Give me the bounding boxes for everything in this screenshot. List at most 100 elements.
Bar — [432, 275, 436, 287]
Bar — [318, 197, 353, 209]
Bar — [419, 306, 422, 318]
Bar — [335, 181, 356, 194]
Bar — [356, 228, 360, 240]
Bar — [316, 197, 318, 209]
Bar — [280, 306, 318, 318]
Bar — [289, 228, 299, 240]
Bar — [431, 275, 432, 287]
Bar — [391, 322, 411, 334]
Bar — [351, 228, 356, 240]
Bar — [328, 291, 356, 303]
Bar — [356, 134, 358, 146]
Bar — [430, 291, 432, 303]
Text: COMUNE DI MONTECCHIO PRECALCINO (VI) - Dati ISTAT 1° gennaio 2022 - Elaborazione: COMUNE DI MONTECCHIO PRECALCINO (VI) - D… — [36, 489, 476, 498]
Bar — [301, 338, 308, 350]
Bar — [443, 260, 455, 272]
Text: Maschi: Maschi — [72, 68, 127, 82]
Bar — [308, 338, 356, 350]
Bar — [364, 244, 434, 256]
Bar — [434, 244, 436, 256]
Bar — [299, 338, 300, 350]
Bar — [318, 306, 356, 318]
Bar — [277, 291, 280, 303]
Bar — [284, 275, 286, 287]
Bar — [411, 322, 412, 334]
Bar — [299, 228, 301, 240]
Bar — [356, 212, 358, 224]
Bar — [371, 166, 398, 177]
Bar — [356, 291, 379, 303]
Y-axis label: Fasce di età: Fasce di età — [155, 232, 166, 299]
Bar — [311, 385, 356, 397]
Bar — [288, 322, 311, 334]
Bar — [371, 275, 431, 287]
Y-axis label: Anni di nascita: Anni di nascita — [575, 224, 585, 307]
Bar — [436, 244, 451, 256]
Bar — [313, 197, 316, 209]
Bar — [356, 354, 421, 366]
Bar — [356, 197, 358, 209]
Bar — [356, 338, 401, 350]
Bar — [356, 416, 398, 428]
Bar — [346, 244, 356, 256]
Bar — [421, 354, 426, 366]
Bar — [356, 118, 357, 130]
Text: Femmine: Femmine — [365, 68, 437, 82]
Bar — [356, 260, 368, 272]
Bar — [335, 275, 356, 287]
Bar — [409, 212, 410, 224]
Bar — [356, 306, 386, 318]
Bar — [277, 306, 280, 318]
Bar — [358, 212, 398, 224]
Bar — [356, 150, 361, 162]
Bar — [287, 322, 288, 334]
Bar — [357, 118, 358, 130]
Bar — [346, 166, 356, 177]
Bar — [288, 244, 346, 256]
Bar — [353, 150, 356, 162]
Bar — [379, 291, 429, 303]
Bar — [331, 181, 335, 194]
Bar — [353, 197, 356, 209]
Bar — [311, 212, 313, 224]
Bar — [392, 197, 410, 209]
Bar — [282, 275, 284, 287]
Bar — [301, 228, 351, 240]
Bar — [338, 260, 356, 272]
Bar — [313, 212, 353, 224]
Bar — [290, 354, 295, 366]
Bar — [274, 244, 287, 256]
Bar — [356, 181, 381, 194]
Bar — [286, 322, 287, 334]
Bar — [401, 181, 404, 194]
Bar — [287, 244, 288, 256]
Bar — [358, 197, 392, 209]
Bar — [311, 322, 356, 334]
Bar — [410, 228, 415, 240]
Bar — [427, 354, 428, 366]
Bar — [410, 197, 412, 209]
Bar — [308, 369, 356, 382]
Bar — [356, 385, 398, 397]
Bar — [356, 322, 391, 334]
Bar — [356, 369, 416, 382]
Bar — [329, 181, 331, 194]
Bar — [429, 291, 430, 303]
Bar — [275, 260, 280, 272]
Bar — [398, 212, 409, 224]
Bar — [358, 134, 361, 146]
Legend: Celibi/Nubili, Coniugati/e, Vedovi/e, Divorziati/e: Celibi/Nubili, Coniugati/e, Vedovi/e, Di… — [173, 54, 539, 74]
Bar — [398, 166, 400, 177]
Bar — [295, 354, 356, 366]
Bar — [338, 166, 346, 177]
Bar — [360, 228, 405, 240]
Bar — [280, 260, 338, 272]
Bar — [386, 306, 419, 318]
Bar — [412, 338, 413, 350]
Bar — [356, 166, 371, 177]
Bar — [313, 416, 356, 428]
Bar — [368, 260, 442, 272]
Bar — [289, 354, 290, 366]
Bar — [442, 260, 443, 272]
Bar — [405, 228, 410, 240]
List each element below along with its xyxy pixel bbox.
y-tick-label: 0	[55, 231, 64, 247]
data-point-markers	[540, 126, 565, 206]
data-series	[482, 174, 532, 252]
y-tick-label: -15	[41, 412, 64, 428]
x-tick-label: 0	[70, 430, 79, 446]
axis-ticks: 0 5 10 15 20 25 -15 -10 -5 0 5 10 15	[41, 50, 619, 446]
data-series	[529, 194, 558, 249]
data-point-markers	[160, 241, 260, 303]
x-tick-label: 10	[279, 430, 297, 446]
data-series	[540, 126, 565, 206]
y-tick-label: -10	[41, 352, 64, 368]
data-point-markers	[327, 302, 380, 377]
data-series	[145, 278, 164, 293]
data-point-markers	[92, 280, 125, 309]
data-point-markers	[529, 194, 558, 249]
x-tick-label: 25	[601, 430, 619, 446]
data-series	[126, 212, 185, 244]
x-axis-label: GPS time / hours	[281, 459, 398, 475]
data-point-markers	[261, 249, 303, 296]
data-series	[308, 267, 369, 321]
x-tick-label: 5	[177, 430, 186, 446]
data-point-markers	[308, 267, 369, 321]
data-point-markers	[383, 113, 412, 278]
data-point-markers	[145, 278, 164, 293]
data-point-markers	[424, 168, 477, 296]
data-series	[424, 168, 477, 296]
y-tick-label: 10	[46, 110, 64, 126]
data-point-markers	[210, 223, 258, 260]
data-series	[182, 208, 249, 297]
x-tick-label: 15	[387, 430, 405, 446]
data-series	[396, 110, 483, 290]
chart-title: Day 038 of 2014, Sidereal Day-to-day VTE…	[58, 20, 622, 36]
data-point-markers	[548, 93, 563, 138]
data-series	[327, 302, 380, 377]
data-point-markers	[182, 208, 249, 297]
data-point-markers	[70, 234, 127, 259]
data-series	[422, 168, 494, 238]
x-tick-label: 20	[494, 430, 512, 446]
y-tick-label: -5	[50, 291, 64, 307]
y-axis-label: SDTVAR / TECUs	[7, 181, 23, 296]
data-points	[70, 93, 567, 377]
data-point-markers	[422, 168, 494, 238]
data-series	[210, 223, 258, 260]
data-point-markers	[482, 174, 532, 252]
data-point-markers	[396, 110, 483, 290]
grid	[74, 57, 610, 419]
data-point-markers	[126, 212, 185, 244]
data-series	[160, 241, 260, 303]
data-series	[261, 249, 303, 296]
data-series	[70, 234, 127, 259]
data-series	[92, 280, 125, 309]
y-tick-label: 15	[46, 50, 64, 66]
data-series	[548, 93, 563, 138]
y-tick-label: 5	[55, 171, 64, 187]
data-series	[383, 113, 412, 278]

========================================

— STATED GOAL —
Present every line above as a numbered list, omitting any blank lines.

— ANSWER —
1. Give me the bounding boxes for everything in this screenshot. List at most 100 elements.
2. Bar — [432, 275, 436, 287]
3. Bar — [318, 197, 353, 209]
4. Bar — [419, 306, 422, 318]
5. Bar — [335, 181, 356, 194]
6. Bar — [356, 228, 360, 240]
7. Bar — [316, 197, 318, 209]
8. Bar — [280, 306, 318, 318]
9. Bar — [289, 228, 299, 240]
10. Bar — [431, 275, 432, 287]
11. Bar — [391, 322, 411, 334]
12. Bar — [351, 228, 356, 240]
13. Bar — [328, 291, 356, 303]
14. Bar — [356, 134, 358, 146]
15. Bar — [430, 291, 432, 303]
16. Text: COMUNE DI MONTECCHIO PRECALCINO (VI) - Dati ISTAT 1° gennaio 2022 - Elaborazione: COMUNE DI MONTECCHIO PRECALCINO (VI) - D… — [36, 489, 476, 498]
17. Bar — [301, 338, 308, 350]
18. Bar — [443, 260, 455, 272]
19. Text: Maschi: Maschi — [72, 68, 127, 82]
20. Bar — [308, 338, 356, 350]
21. Bar — [364, 244, 434, 256]
22. Bar — [434, 244, 436, 256]
23. Bar — [299, 338, 300, 350]
24. Bar — [318, 306, 356, 318]
25. Bar — [277, 291, 280, 303]
26. Bar — [284, 275, 286, 287]
27. Bar — [411, 322, 412, 334]
28. Bar — [299, 228, 301, 240]
29. Bar — [356, 212, 358, 224]
30. Bar — [371, 166, 398, 177]
31. Bar — [356, 291, 379, 303]
32. Y-axis label: Fasce di età: Fasce di età — [155, 232, 166, 299]
33. Bar — [311, 385, 356, 397]
34. Bar — [288, 322, 311, 334]
35. Bar — [371, 275, 431, 287]
36. Y-axis label: Anni di nascita: Anni di nascita — [575, 224, 585, 307]
37. Bar — [436, 244, 451, 256]
38. Bar — [313, 197, 316, 209]
39. Bar — [356, 354, 421, 366]
40. Bar — [356, 197, 358, 209]
41. Bar — [356, 338, 401, 350]
42. Bar — [356, 416, 398, 428]
43. Bar — [346, 244, 356, 256]
44. Bar — [421, 354, 426, 366]
45. Bar — [356, 118, 357, 130]
46. Text: Femmine: Femmine — [365, 68, 437, 82]
47. Bar — [356, 260, 368, 272]
48. Bar — [335, 275, 356, 287]
49. Bar — [409, 212, 410, 224]
50. Bar — [356, 306, 386, 318]
51. Bar — [277, 306, 280, 318]
52. Bar — [358, 212, 398, 224]
53. Bar — [356, 150, 361, 162]
54. Bar — [287, 322, 288, 334]
55. Bar — [357, 118, 358, 130]
56. Bar — [346, 166, 356, 177]
57. Bar — [288, 244, 346, 256]
58. Bar — [353, 150, 356, 162]
59. Bar — [379, 291, 429, 303]
60. Bar — [331, 181, 335, 194]
61. Bar — [353, 197, 356, 209]
62. Bar — [311, 212, 313, 224]
63. Bar — [392, 197, 410, 209]
64. Bar — [282, 275, 284, 287]
65. Bar — [301, 228, 351, 240]
66. Bar — [338, 260, 356, 272]
67. Bar — [313, 212, 353, 224]
68. Bar — [290, 354, 295, 366]
69. Bar — [274, 244, 287, 256]
70. Bar — [356, 181, 381, 194]
71. Bar — [286, 322, 287, 334]
72. Bar — [401, 181, 404, 194]
73. Bar — [287, 244, 288, 256]
74. Bar — [358, 197, 392, 209]
75. Bar — [311, 322, 356, 334]
76. Bar — [410, 228, 415, 240]
77. Bar — [427, 354, 428, 366]
78. Bar — [410, 197, 412, 209]
79. Bar — [308, 369, 356, 382]
80. Bar — [356, 385, 398, 397]
81. Bar — [356, 322, 391, 334]
82. Bar — [356, 369, 416, 382]
83. Bar — [329, 181, 331, 194]
84. Bar — [429, 291, 430, 303]
85. Bar — [275, 260, 280, 272]
86. Bar — [398, 212, 409, 224]
87. Bar — [358, 134, 361, 146]
88. Legend: Celibi/Nubili, Coniugati/e, Vedovi/e, Divorziati/e: Celibi/Nubili, Coniugati/e, Vedovi/e, Di… — [173, 54, 539, 74]
89. Bar — [398, 166, 400, 177]
90. Bar — [295, 354, 356, 366]
91. Bar — [338, 166, 346, 177]
92. Bar — [360, 228, 405, 240]
93. Bar — [280, 260, 338, 272]
94. Bar — [386, 306, 419, 318]
95. Bar — [412, 338, 413, 350]
96. Bar — [356, 166, 371, 177]
97. Bar — [313, 416, 356, 428]
98. Bar — [368, 260, 442, 272]
99. Bar — [289, 354, 290, 366]
100. Bar — [442, 260, 443, 272]
101. Bar — [405, 228, 410, 240]
102. List each element below along with its xyxy pixel bbox.
103. y-tick-label: 0	[55, 231, 64, 247]
104. data-point-markers	[540, 126, 565, 206]
105. data-series	[482, 174, 532, 252]
106. y-tick-label: -15	[41, 412, 64, 428]
107. x-tick-label: 0	[70, 430, 79, 446]
108. axis-ticks: 0 5 10 15 20 25 -15 -10 -5 0 5 10 15	[41, 50, 619, 446]
109. data-series	[529, 194, 558, 249]
110. data-point-markers	[160, 241, 260, 303]
111. x-tick-label: 10	[279, 430, 297, 446]
112. data-series	[540, 126, 565, 206]
113. y-tick-label: -10	[41, 352, 64, 368]
114. data-point-markers	[327, 302, 380, 377]
115. data-series	[145, 278, 164, 293]
116. data-point-markers	[92, 280, 125, 309]
117. data-point-markers	[529, 194, 558, 249]
118. x-tick-label: 25	[601, 430, 619, 446]
119. data-series	[126, 212, 185, 244]
120. x-axis-label: GPS time / hours	[281, 459, 398, 475]
121. data-point-markers	[261, 249, 303, 296]
122. data-series	[308, 267, 369, 321]
123. x-tick-label: 5	[177, 430, 186, 446]
124. data-point-markers	[308, 267, 369, 321]
125. data-point-markers	[383, 113, 412, 278]
126. data-point-markers	[145, 278, 164, 293]
127. data-point-markers	[424, 168, 477, 296]
128. data-series	[424, 168, 477, 296]
129. y-tick-label: 10	[46, 110, 64, 126]
130. data-point-markers	[210, 223, 258, 260]
131. data-series	[182, 208, 249, 297]
132. x-tick-label: 15	[387, 430, 405, 446]
133. data-series	[396, 110, 483, 290]
134. chart-title: Day 038 of 2014, Sidereal Day-to-day VTE…	[58, 20, 622, 36]
135. data-point-markers	[548, 93, 563, 138]
136. data-series	[327, 302, 380, 377]
137. data-point-markers	[182, 208, 249, 297]
138. data-point-markers	[70, 234, 127, 259]
139. data-series	[422, 168, 494, 238]
140. x-tick-label: 20	[494, 430, 512, 446]
141. y-tick-label: -5	[50, 291, 64, 307]
142. y-axis-label: SDTVAR / TECUs	[7, 181, 23, 296]
143. data-points	[70, 93, 567, 377]
144. data-point-markers	[422, 168, 494, 238]
145. data-series	[210, 223, 258, 260]
146. data-point-markers	[482, 174, 532, 252]
147. data-point-markers	[396, 110, 483, 290]
148. grid	[74, 57, 610, 419]
149. data-point-markers	[126, 212, 185, 244]
150. data-series	[160, 241, 260, 303]
151. data-series	[261, 249, 303, 296]
152. data-series	[70, 234, 127, 259]
153. data-series	[92, 280, 125, 309]
154. y-tick-label: 15	[46, 50, 64, 66]
155. data-series	[548, 93, 563, 138]
156. y-tick-label: 5	[55, 171, 64, 187]
157. data-series	[383, 113, 412, 278]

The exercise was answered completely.